Problem to work on = Identify the lines that contain the string "applicazione", then copy each of them.

[Data records]
━━━━━━━━

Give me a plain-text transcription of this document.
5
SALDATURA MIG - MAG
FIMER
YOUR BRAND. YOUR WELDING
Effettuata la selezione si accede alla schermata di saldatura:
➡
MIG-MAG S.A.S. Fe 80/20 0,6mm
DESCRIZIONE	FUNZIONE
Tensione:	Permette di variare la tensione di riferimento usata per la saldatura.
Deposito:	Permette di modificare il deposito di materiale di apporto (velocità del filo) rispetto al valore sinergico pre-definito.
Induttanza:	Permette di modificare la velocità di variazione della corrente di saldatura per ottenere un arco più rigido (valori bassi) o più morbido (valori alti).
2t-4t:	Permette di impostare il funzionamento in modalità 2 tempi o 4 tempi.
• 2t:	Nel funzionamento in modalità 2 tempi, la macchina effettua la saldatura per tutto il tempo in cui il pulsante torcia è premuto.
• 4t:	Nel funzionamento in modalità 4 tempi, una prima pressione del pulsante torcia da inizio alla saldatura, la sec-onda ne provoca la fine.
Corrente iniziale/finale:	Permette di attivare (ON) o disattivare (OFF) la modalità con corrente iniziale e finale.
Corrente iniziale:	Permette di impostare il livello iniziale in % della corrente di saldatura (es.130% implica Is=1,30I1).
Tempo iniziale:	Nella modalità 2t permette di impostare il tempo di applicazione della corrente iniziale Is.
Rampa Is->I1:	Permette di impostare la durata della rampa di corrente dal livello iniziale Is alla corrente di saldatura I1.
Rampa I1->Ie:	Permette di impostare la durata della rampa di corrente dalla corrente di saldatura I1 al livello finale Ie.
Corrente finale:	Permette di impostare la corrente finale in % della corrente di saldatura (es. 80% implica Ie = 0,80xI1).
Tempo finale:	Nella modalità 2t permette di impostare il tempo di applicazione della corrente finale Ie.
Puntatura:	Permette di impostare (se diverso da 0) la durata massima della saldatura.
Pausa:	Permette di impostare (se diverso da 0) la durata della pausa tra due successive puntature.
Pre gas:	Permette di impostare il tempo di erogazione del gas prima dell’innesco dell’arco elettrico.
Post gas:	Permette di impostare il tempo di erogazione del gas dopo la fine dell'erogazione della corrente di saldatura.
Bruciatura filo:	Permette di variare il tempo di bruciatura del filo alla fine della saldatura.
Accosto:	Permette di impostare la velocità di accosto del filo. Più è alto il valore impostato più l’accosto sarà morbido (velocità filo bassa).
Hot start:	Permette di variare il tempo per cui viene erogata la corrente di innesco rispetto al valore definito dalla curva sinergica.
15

━━━━━━━━

Exercise response =
Tempo iniziale:	Nella modalità 2t permette di impostare il tempo di applicazione della corrente iniziale Is.
Tempo finale:	Nella modalità 2t permette di impostare il tempo di applicazione della corrente finale Ie.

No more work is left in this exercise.